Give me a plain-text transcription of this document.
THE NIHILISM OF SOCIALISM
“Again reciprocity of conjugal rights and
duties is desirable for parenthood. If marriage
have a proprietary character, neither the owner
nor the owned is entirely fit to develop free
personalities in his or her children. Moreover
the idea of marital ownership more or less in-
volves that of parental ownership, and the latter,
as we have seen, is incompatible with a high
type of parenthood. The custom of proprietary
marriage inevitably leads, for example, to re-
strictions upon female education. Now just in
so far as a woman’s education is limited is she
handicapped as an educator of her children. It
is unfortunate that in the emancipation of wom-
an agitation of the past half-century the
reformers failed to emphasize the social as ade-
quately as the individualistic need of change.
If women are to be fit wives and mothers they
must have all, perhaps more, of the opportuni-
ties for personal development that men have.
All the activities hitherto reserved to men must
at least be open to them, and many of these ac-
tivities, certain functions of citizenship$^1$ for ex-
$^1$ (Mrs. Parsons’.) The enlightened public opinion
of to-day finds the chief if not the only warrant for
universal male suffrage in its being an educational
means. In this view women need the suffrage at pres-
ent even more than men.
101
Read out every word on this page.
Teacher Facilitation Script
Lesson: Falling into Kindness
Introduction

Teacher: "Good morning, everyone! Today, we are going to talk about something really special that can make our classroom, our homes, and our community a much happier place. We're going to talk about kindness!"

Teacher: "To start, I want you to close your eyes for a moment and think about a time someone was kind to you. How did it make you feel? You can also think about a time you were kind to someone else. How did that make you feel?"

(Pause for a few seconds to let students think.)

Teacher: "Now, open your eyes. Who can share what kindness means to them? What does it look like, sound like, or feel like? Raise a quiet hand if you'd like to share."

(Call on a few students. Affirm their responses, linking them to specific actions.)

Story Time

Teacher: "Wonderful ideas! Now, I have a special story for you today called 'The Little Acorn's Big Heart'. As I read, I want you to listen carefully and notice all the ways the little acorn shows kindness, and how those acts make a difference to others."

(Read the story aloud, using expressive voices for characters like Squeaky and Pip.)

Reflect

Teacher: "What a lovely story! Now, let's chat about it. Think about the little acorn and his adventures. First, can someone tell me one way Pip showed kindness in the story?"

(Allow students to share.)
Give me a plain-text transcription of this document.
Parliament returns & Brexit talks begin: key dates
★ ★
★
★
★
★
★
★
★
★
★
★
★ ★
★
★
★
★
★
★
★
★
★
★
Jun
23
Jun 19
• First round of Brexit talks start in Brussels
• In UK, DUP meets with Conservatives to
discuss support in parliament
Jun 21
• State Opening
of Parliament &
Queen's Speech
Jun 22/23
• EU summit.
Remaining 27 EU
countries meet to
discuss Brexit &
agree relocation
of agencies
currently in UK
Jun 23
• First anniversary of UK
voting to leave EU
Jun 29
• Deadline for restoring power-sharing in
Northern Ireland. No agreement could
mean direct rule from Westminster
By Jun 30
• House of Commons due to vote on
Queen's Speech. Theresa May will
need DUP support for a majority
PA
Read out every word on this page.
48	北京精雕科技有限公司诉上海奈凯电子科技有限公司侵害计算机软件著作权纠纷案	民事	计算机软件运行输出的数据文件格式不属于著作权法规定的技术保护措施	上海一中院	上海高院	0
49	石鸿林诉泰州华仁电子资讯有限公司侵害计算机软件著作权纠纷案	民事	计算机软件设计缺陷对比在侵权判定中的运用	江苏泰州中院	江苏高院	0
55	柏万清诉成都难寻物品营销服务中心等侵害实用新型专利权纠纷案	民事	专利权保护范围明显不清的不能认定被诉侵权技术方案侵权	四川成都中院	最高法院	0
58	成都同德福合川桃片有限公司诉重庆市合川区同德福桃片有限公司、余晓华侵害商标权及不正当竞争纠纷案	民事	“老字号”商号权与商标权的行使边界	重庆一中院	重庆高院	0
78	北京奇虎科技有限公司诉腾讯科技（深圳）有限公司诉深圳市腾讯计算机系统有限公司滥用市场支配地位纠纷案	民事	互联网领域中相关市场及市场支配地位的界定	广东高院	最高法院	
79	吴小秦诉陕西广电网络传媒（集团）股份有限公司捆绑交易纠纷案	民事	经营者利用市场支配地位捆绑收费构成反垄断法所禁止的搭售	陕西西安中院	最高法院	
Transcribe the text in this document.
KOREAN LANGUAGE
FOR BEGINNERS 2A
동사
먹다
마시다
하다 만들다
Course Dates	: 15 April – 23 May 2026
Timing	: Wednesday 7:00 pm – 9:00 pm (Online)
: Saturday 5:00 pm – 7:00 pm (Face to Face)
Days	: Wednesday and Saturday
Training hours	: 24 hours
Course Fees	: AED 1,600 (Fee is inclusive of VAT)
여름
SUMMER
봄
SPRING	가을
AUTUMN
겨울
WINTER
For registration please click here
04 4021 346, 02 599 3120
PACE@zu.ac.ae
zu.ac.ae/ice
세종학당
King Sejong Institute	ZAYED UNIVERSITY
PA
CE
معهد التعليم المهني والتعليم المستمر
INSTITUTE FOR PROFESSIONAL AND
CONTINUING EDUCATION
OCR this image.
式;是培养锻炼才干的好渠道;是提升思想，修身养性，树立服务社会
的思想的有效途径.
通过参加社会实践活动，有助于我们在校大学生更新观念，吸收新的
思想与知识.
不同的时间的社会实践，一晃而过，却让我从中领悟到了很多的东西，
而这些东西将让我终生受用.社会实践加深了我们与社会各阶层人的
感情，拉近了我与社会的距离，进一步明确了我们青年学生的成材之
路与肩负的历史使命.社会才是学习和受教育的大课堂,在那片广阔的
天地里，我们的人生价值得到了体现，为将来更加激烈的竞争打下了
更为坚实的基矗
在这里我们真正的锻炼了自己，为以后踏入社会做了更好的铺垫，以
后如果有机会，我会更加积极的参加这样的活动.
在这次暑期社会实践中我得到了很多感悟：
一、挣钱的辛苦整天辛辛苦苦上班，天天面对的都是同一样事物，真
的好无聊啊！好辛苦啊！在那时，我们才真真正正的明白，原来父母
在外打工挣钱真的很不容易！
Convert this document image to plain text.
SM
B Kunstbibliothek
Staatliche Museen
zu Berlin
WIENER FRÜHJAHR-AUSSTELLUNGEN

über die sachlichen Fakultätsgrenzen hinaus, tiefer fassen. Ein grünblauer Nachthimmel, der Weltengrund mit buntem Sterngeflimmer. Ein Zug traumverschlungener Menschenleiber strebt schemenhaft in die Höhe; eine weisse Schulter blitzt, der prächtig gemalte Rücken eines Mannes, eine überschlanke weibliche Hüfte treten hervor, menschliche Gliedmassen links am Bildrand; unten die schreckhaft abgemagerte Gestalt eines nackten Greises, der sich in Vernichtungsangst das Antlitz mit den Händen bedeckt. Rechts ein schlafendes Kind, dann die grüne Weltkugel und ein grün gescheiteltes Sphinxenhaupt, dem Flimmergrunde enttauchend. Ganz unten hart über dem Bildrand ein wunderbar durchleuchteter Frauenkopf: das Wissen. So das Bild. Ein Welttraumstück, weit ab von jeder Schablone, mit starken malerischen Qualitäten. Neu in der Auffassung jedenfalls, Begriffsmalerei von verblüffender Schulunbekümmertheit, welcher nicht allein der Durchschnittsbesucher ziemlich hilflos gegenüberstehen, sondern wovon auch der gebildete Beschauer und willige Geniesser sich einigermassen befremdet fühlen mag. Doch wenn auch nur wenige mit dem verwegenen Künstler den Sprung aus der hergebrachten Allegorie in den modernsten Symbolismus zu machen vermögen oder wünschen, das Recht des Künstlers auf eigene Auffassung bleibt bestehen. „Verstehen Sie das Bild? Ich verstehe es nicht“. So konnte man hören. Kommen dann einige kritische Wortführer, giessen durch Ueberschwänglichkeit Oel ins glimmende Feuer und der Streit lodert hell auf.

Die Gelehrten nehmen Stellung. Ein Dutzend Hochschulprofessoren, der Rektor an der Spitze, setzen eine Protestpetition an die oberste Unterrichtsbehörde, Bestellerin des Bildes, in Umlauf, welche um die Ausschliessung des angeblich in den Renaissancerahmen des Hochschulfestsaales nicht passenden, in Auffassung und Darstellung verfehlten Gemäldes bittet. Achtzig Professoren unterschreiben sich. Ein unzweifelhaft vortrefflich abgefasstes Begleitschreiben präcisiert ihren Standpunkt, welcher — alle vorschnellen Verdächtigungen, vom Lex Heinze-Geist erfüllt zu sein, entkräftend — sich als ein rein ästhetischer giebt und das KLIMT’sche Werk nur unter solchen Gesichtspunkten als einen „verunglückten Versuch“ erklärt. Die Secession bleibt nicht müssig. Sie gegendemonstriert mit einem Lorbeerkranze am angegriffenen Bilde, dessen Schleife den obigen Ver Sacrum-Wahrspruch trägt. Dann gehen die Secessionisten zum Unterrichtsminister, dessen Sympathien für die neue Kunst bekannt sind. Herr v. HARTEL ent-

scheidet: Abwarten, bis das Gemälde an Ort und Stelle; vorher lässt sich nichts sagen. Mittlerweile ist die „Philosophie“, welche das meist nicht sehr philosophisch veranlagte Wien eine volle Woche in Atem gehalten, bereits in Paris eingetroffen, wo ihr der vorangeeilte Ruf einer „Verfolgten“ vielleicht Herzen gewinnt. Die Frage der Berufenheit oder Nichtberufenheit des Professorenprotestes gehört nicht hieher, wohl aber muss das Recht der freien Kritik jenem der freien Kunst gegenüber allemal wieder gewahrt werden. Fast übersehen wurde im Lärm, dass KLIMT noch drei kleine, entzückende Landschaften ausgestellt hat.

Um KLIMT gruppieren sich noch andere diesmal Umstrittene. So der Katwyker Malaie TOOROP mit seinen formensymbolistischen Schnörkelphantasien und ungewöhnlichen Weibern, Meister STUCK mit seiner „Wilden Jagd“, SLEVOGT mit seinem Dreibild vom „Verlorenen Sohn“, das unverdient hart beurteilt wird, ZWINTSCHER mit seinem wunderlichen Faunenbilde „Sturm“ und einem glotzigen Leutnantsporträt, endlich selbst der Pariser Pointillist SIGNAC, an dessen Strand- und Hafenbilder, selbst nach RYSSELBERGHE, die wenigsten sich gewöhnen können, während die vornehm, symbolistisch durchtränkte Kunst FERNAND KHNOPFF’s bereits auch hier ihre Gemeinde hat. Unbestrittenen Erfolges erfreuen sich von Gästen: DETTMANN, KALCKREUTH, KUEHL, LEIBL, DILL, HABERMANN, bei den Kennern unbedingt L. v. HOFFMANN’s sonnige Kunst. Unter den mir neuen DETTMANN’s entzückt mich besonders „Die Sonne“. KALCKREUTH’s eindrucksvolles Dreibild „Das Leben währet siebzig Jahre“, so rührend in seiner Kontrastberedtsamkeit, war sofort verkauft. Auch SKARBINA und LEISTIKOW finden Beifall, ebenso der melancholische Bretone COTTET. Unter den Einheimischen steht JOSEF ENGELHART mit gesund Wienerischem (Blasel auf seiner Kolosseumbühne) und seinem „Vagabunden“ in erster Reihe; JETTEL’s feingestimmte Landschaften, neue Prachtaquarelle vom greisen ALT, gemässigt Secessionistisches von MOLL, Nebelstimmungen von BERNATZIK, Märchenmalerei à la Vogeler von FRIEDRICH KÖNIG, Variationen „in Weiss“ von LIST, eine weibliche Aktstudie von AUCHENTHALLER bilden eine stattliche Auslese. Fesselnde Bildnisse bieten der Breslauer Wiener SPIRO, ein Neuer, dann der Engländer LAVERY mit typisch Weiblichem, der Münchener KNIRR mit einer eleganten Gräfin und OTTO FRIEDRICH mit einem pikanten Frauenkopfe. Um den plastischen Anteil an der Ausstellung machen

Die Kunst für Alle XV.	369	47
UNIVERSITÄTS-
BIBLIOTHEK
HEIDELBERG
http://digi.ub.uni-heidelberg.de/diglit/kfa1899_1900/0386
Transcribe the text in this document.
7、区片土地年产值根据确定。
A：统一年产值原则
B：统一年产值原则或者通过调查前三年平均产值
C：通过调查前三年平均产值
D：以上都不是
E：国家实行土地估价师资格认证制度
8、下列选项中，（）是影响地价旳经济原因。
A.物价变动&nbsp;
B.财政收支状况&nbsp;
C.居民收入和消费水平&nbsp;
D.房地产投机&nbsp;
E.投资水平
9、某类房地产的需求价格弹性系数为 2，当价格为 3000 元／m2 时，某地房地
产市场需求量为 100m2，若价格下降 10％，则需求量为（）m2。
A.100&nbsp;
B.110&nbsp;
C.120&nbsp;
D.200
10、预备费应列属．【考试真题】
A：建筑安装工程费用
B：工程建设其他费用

▶ _GOAL_:
Look for the word "Wednesday" and return every line where it occurs.

▶ _ANSWER TO THIS EXERCISE_:
Timing	: Wednesday 7:00 pm – 9:00 pm (Online)
Days	: Wednesday and Saturday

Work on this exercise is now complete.